Direction: Go through the data below and copy it exactly, skipping every picture.

***** Given records *****

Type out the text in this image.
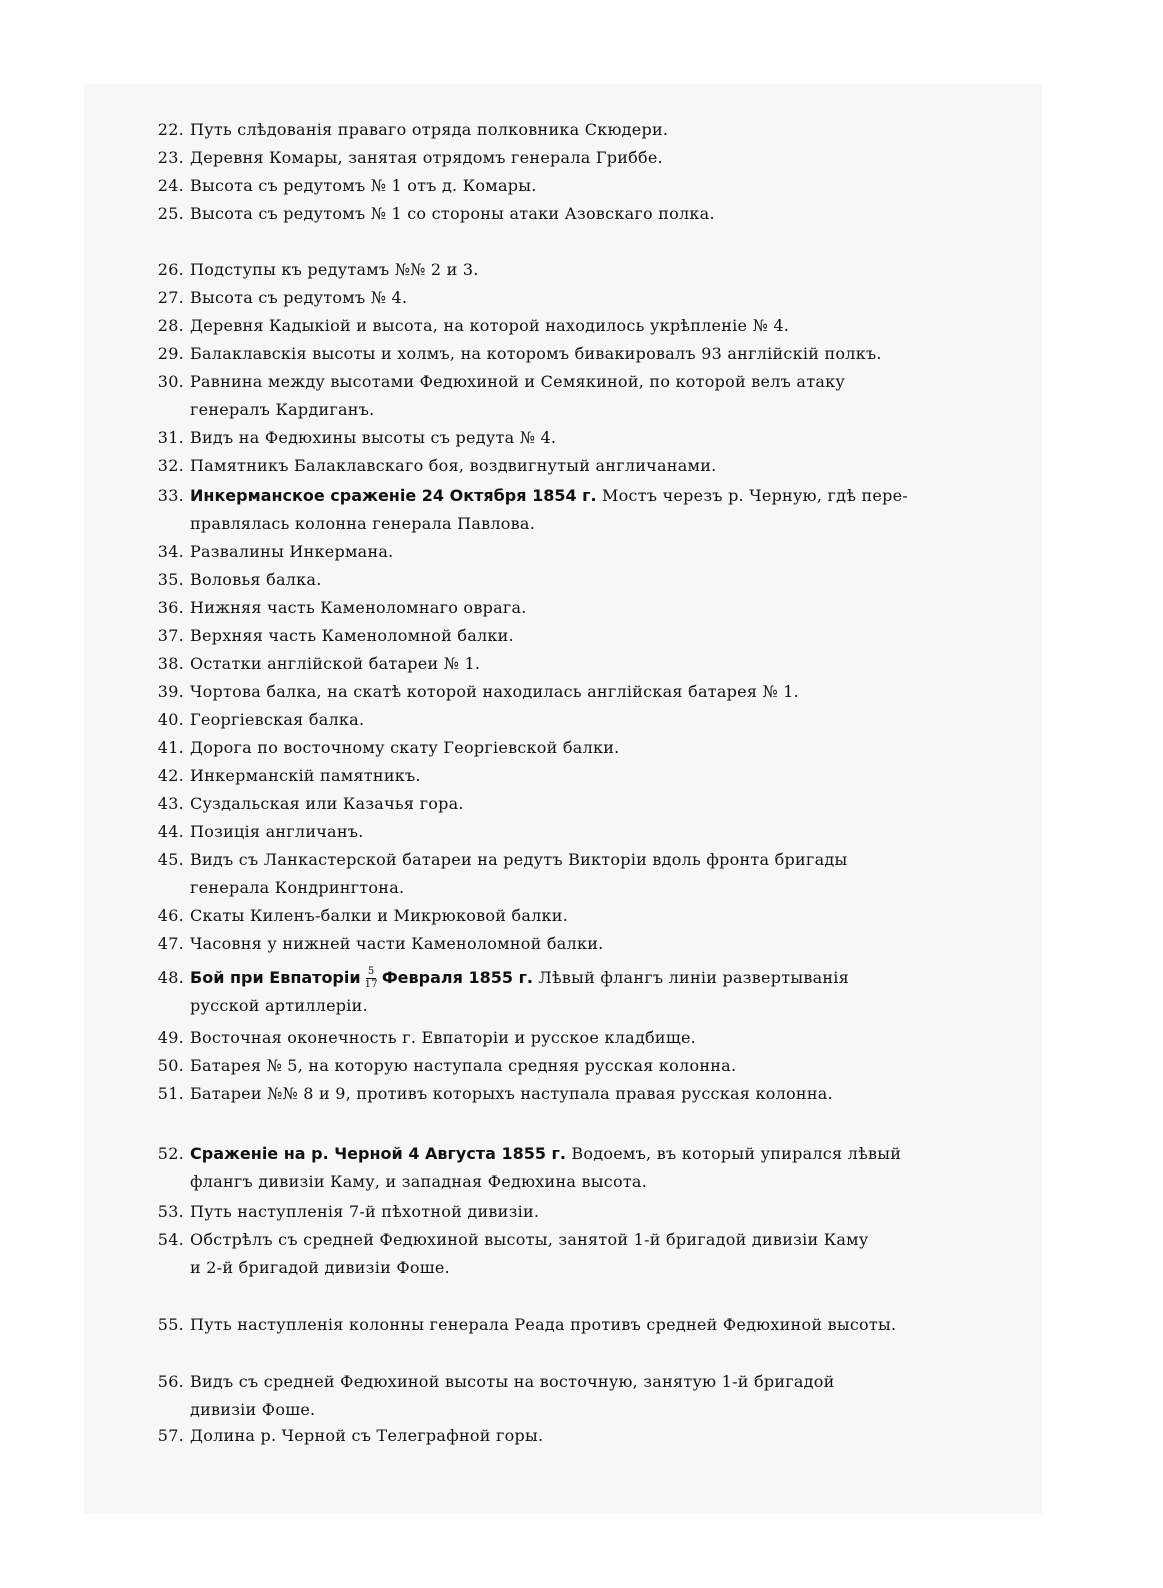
22. Путь слѣдованія праваго отряда полковника Скюдери.
23. Деревня Комары, занятая отрядомъ генерала Гриббе.
24. Высота съ редутомъ № 1 отъ д. Комары.
25. Высота съ редутомъ № 1 со стороны атаки Азовскаго полка.
26. Подступы къ редутамъ №№ 2 и 3.
27. Высота съ редутомъ № 4.
28. Деревня Кадыкіой и высота, на которой находилось укрѣпленіе № 4.
29. Балаклавскія высоты и холмъ, на которомъ бивакировалъ 93 англійскій полкъ.
30. Равнина между высотами Федюхиной и Семякиной, по которой велъ атаку
генералъ Кардиганъ.
31. Видъ на Федюхины высоты съ редута № 4.
32. Памятникъ Балаклавскаго боя, воздвигнутый англичанами.
33. Инкерманское сраженіе 24 Октября 1854 г. Мостъ черезъ р. Черную, гдѣ пере-
правлялась колонна генерала Павлова.
34. Развалины Инкермана.
35. Воловья балка.
36. Нижняя часть Каменоломнаго оврага.
37. Верхняя часть Каменоломной балки.
38. Остатки англійской батареи № 1.
39. Чортова балка, на скатѣ которой находилась англійская батарея № 1.
40. Георгіевская балка.
41. Дорога по восточному скату Георгіевской балки.
42. Инкерманскій памятникъ.
43. Суздальская или Казачья гора.
44. Позиція англичанъ.
45. Видъ съ Ланкастерской батареи на редутъ Викторіи вдоль фронта бригады
генерала Кондрингтона.
46. Скаты Киленъ-балки и Микрюковой балки.
47. Часовня у нижней части Каменоломной балки.
48. Бой при Евпаторіи $\frac{5}{17}$ Февраля 1855 г. Лѣвый флангъ линіи развертыванія
русской артиллеріи.
49. Восточная оконечность г. Евпаторіи и русское кладбище.
50. Батарея № 5, на которую наступала средняя русская колонна.
51. Батареи №№ 8 и 9, противъ которыхъ наступала правая русская колонна.
52. Сраженіе на р. Черной 4 Августа 1855 г. Водоемъ, въ который упирался лѣвый
флангъ дивизіи Каму, и западная Федюхина высота.
53. Путь наступленія 7-й пѣхотной дивизіи.
54. Обстрѣлъ съ средней Федюхиной высоты, занятой 1-й бригадой дивизіи Каму
и 2-й бригадой дивизіи Фоше.
55. Путь наступленія колонны генерала Реада противъ средней Федюхиной высоты.
56. Видъ съ средней Федюхиной высоты на восточную, занятую 1-й бригадой
дивизіи Фоше.
57. Долина р. Черной съ Телеграфной горы.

*****

The response:
Type out the text in this image.
22. Путь слѣдованія праваго отряда полковника Скюдери.
23. Деревня Комары, занятая отрядомъ генерала Гриббе.
24. Высота съ редутомъ № 1 отъ д. Комары.
25. Высота съ редутомъ № 1 со стороны атаки Азовскаго полка.
26. Подступы къ редутамъ №№ 2 и 3.
27. Высота съ редутомъ № 4.
28. Деревня Кадыкіой и высота, на которой находилось укрѣпленіе № 4.
29. Балаклавскія высоты и холмъ, на которомъ бивакировалъ 93 англійскій полкъ.
30. Равнина между высотами Федюхиной и Семякиной, по которой велъ атаку
генералъ Кардиганъ.
31. Видъ на Федюхины высоты съ редута № 4.
32. Памятникъ Балаклавскаго боя, воздвигнутый англичанами.
33. Инкерманское сраженіе 24 Октября 1854 г. Мостъ черезъ р. Черную, гдѣ пере-
правлялась колонна генерала Павлова.
34. Развалины Инкермана.
35. Воловья балка.
36. Нижняя часть Каменоломнаго оврага.
37. Верхняя часть Каменоломной балки.
38. Остатки англійской батареи № 1.
39. Чортова балка, на скатѣ которой находилась англійская батарея № 1.
40. Георгіевская балка.
41. Дорога по восточному скату Георгіевской балки.
42. Инкерманскій памятникъ.
43. Суздальская или Казачья гора.
44. Позиція англичанъ.
45. Видъ съ Ланкастерской батареи на редутъ Викторіи вдоль фронта бригады
генерала Кондрингтона.
46. Скаты Киленъ-балки и Микрюковой балки.
47. Часовня у нижней части Каменоломной балки.
48. Бой при Евпаторіи $\frac{5}{17}$ Февраля 1855 г. Лѣвый флангъ линіи развертыванія
русской артиллеріи.
49. Восточная оконечность г. Евпаторіи и русское кладбище.
50. Батарея № 5, на которую наступала средняя русская колонна.
51. Батареи №№ 8 и 9, противъ которыхъ наступала правая русская колонна.
52. Сраженіе на р. Черной 4 Августа 1855 г. Водоемъ, въ который упирался лѣвый
флангъ дивизіи Каму, и западная Федюхина высота.
53. Путь наступленія 7-й пѣхотной дивизіи.
54. Обстрѣлъ съ средней Федюхиной высоты, занятой 1-й бригадой дивизіи Каму
и 2-й бригадой дивизіи Фоше.
55. Путь наступленія колонны генерала Реада противъ средней Федюхиной высоты.
56. Видъ съ средней Федюхиной высоты на восточную, занятую 1-й бригадой
дивизіи Фоше.
57. Долина р. Черной съ Телеграфной горы.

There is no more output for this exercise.